(原文抜粋):
ただ、両チームともに現在の状況は芳しくない。ここ最近のリーグ戦で、北九州は2連敗、愛媛は3試合未勝利の状況にある。
ともに攻撃的なスタイルを志向してきたが、北九州が2試合で5失点、愛媛は3試合で10失点という現実を踏まえれば、両チームともに守備の整備を意識しながらの準備となったはずで、この一戦では守備に目を向けて見るのも面白いはずだ。
前線からのプレスをベースとする守備スタイルを取ってきた両チームだが、それが効かなかったときにミドルサード、またはディフェンシブサードでどう守るのか。この意識統一にはじまり、攻撃からの切り替えの速さと強度、チャレンジ&カバーを含めたグループとしての連動性。失点を抑えるための細かな作業をどのレベルで、どのくらいの時間、意識して実践できるのかが勝利のカギとなり、見どころと言える。
もちろん、守備を意識しながらも勝つためには得点を挙げなければならない。その意識バランスをうまく取りながら、好機を得点へと結びつける丁寧な作業ができるか。それぞれのFW陣の決定力はもちろん大事だが、グループとしてその確率を上げるためのサポート作業もまた重要になる。
そういう意味で、北九州・小林 伸二監督、愛媛・實好 礼忠監督の選手起用や交代カードの切り方など、ベンチワークも重要な一戦となるはず。勝利という名の降格圏脱出の浮力を手にするのは果たしてどちらに?

(取り組む課題):
1/ 両チームとも守備の整備を意識した準備になったはずだと試合展望が述べる理由を、本文に沿って一〜三文で説明しなさい。
2/ 試合展望のうち、「ともに攻撃的なスタイルを志向」という語句のある箇所から書き始め、「ギとなり、見どころと言える。」の後で止めて、そのまま書き写しなさい。

(記録データ):
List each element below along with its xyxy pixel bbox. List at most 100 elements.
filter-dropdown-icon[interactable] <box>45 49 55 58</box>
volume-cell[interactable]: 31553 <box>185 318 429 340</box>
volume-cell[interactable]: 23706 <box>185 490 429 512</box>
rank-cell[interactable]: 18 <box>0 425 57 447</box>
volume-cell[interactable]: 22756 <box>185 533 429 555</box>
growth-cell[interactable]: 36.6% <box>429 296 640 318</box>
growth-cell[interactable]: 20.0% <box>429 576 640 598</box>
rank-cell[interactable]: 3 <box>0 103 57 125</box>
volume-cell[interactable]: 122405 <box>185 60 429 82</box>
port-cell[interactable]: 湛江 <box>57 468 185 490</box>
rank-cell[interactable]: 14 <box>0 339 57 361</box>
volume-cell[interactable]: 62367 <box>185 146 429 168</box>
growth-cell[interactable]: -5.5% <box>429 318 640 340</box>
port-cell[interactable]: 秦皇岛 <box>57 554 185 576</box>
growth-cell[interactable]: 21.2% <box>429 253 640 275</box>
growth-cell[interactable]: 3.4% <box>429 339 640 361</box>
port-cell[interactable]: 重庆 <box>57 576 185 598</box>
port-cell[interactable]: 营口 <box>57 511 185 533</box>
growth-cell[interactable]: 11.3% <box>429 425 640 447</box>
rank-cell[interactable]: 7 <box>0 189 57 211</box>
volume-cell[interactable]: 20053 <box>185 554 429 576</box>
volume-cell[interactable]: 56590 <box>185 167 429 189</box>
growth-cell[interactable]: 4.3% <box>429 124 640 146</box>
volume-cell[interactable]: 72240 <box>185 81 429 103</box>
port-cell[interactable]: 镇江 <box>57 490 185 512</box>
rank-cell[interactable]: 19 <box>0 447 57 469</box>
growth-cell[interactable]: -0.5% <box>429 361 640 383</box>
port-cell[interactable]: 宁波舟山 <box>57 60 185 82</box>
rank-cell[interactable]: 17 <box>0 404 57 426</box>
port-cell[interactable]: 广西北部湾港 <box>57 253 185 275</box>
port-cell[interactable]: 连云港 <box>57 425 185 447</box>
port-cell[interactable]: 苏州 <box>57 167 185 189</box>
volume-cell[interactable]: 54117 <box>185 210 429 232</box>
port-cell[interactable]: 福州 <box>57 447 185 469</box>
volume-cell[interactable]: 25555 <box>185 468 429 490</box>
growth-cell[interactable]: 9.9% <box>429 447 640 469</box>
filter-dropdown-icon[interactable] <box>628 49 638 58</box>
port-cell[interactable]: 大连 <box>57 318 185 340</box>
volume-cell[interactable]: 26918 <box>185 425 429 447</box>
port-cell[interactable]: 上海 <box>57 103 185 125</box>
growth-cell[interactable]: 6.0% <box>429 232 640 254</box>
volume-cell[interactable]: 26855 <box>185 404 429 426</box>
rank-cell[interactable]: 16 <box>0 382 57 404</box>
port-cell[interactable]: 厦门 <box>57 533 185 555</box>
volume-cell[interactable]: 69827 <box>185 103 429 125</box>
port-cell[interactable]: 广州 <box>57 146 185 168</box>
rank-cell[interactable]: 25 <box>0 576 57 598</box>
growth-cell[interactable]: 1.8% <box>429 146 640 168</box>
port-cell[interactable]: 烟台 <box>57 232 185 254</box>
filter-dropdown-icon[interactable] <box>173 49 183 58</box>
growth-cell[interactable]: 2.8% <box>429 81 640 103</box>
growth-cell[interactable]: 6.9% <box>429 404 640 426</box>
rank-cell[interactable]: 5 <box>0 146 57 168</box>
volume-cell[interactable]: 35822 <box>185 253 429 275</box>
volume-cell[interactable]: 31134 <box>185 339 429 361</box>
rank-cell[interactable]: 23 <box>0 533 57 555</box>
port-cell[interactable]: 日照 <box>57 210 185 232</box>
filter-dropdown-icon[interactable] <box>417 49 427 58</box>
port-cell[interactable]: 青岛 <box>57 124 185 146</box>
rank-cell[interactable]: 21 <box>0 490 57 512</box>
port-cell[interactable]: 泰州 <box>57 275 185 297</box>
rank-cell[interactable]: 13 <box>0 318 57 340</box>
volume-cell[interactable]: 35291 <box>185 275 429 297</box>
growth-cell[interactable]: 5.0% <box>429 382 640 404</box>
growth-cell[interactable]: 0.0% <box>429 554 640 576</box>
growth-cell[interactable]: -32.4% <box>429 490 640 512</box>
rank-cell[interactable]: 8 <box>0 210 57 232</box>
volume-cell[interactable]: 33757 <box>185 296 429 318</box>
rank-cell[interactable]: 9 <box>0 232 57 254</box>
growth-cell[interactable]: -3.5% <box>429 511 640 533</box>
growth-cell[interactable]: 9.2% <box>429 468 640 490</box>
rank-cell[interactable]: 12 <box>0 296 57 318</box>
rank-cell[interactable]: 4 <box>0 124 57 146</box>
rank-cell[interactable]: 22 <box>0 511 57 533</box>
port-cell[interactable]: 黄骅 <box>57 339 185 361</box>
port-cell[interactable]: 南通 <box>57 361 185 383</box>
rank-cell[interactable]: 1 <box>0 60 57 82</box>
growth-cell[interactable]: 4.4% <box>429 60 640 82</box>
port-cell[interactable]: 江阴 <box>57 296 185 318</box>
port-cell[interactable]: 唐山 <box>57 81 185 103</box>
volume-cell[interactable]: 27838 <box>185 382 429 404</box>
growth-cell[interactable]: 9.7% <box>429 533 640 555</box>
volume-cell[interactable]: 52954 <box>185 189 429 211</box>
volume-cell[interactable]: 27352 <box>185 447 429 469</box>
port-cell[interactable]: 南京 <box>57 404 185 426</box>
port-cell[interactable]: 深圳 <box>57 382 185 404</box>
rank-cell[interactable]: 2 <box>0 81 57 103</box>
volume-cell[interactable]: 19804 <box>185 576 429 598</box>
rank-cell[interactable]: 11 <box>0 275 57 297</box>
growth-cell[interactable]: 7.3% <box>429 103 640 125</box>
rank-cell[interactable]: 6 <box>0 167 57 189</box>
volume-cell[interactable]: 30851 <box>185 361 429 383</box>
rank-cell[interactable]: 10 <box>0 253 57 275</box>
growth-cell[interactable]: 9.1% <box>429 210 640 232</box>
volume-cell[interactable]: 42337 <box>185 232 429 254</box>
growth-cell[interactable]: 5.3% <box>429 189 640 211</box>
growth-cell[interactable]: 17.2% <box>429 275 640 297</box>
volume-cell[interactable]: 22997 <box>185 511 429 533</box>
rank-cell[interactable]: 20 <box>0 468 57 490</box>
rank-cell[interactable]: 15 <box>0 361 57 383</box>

(課題の解答):
1/ 両チームともに攻撃的なスタイルを志向してきたものの、北九州は2試合で5失点、愛媛は3試合で10失点という現実があるからだ。この失点の多さを踏まえれば、守備の整備を意識せざるを得ない。

2/
ともに攻撃的なスタイルを志向してきたが、北九州が2試合で5失点、愛媛は3試合で10失点という現実を踏まえれば、両チームともに守備の整備を意識しながらの準備となったはずで、この一戦では守備に目を向けて見るのも面白いはずだ。
前線からのプレスをベースとする守備スタイルを取ってきた両チームだが、それが効かなかったときにミドルサード、またはディフェンシブサードでどう守るのか。この意識統一にはじまり、攻撃からの切り替えの速さと強度、チャレンジ&カバーを含めたグループとしての連動性。失点を抑えるための細かな作業をどのレベルで、どのくらいの時間、意識して実践できるのかが勝利のカギとなり、見どころと言える。